— Directions for this task —
Copy every line of the listing that holds the string "JSON".

— Records —
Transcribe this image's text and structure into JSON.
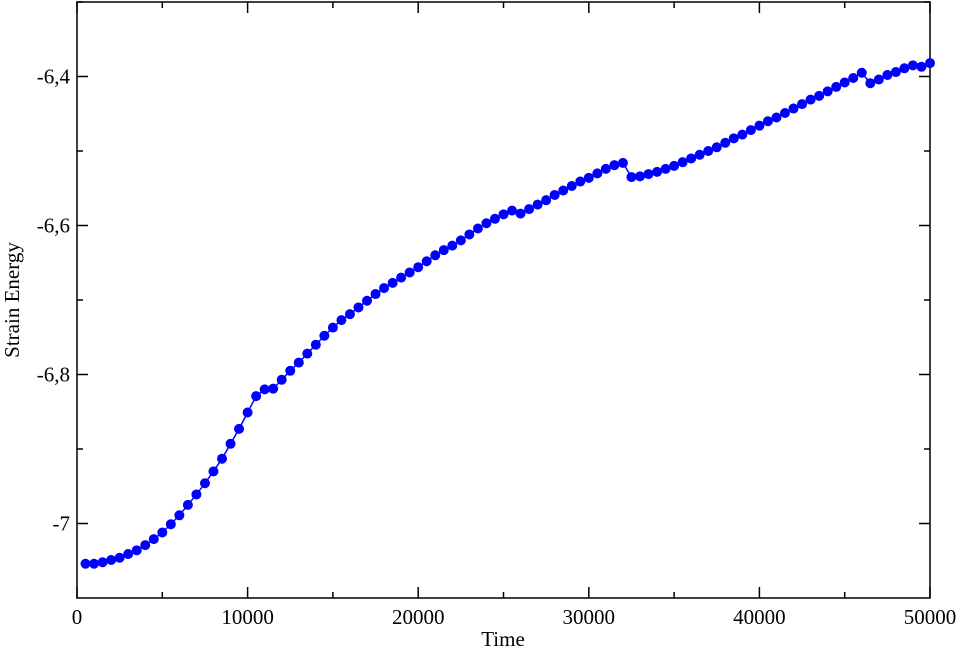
{
  "chart_data": {
    "type": "line",
    "title": "",
    "xlabel": "Time",
    "ylabel": "Strain Energy",
    "xlim": [
      0,
      50000
    ],
    "ylim": [
      -7.1,
      -6.3
    ],
    "grid": false,
    "legend": "none",
    "colors": {
      "series": "#0000ff",
      "axes": "#000000",
      "background": "#ffffff"
    },
    "x_major_ticks": [
      0,
      10000,
      20000,
      30000,
      40000,
      50000
    ],
    "x_tick_labels": [
      "0",
      "10000",
      "20000",
      "30000",
      "40000",
      "50000"
    ],
    "x_minor_ticks": [
      5000,
      15000,
      25000,
      35000,
      45000
    ],
    "y_major_ticks": [
      -7.0,
      -6.8,
      -6.6,
      -6.4
    ],
    "y_tick_labels": [
      "-7",
      "-6,8",
      "-6,6",
      "-6,4"
    ],
    "y_minor_ticks": [
      -6.9,
      -6.7,
      -6.5,
      -6.3
    ],
    "series": [
      {
        "marker": "circle",
        "x": [
          500,
          1000,
          1500,
          2000,
          2500,
          3000,
          3500,
          4000,
          4500,
          5000,
          5500,
          6000,
          6500,
          7000,
          7500,
          8000,
          8500,
          9000,
          9500,
          10000,
          10500,
          11000,
          11500,
          12000,
          12500,
          13000,
          13500,
          14000,
          14500,
          15000,
          15500,
          16000,
          16500,
          17000,
          17500,
          18000,
          18500,
          19000,
          19500,
          20000,
          20500,
          21000,
          21500,
          22000,
          22500,
          23000,
          23500,
          24000,
          24500,
          25000,
          25500,
          26000,
          26500,
          27000,
          27500,
          28000,
          28500,
          29000,
          29500,
          30000,
          30500,
          31000,
          31500,
          32000,
          32500,
          33000,
          33500,
          34000,
          34500,
          35000,
          35500,
          36000,
          36500,
          37000,
          37500,
          38000,
          38500,
          39000,
          39500,
          40000,
          40500,
          41000,
          41500,
          42000,
          42500,
          43000,
          43500,
          44000,
          44500,
          45000,
          45500,
          46000,
          46500,
          47000,
          47500,
          48000,
          48500,
          49000,
          49500,
          50000
        ],
        "y": [
          -7.054,
          -7.054,
          -7.052,
          -7.049,
          -7.046,
          -7.041,
          -7.036,
          -7.029,
          -7.021,
          -7.012,
          -7.001,
          -6.989,
          -6.975,
          -6.961,
          -6.946,
          -6.93,
          -6.913,
          -6.893,
          -6.873,
          -6.851,
          -6.829,
          -6.82,
          -6.819,
          -6.807,
          -6.795,
          -6.784,
          -6.772,
          -6.76,
          -6.748,
          -6.737,
          -6.727,
          -6.719,
          -6.71,
          -6.701,
          -6.692,
          -6.684,
          -6.677,
          -6.67,
          -6.663,
          -6.656,
          -6.648,
          -6.64,
          -6.633,
          -6.627,
          -6.62,
          -6.612,
          -6.604,
          -6.597,
          -6.591,
          -6.585,
          -6.58,
          -6.584,
          -6.578,
          -6.572,
          -6.566,
          -6.559,
          -6.553,
          -6.547,
          -6.541,
          -6.536,
          -6.53,
          -6.524,
          -6.519,
          -6.516,
          -6.535,
          -6.534,
          -6.531,
          -6.528,
          -6.524,
          -6.52,
          -6.515,
          -6.51,
          -6.505,
          -6.5,
          -6.495,
          -6.489,
          -6.483,
          -6.478,
          -6.472,
          -6.466,
          -6.46,
          -6.455,
          -6.449,
          -6.443,
          -6.437,
          -6.431,
          -6.426,
          -6.42,
          -6.414,
          -6.408,
          -6.402,
          -6.395,
          -6.409,
          -6.404,
          -6.398,
          -6.394,
          -6.389,
          -6.385,
          -6.387,
          -6.382
        ]
      }
    ]
  }
}
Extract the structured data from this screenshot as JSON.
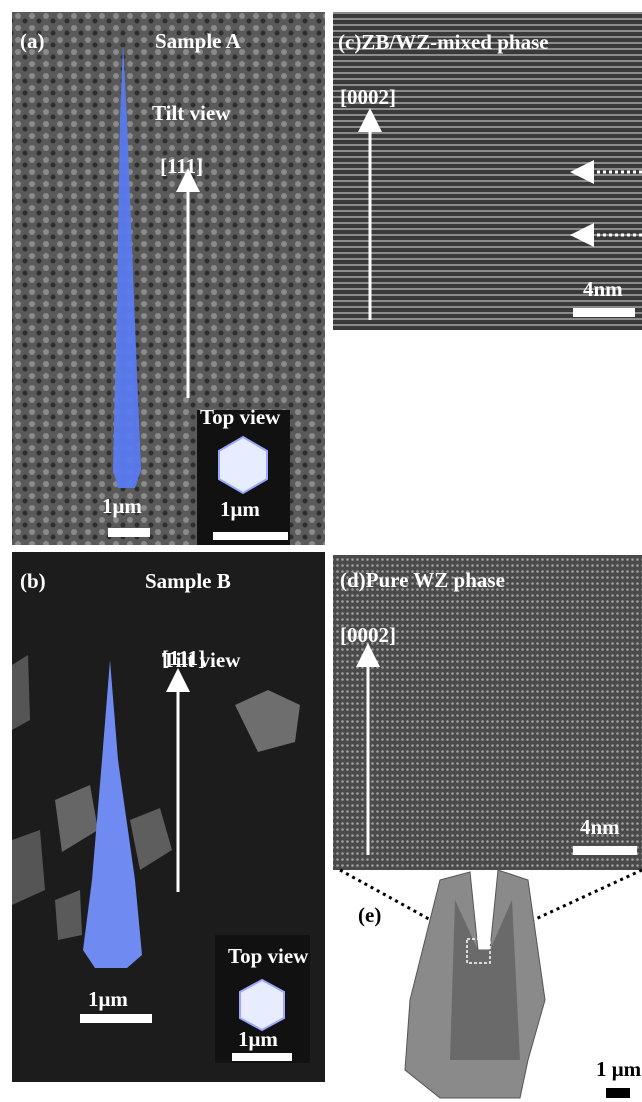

— Answer to this task —
Transcribe this image's text and structure into JSON.
Extract the structured data from this screenshot as JSON.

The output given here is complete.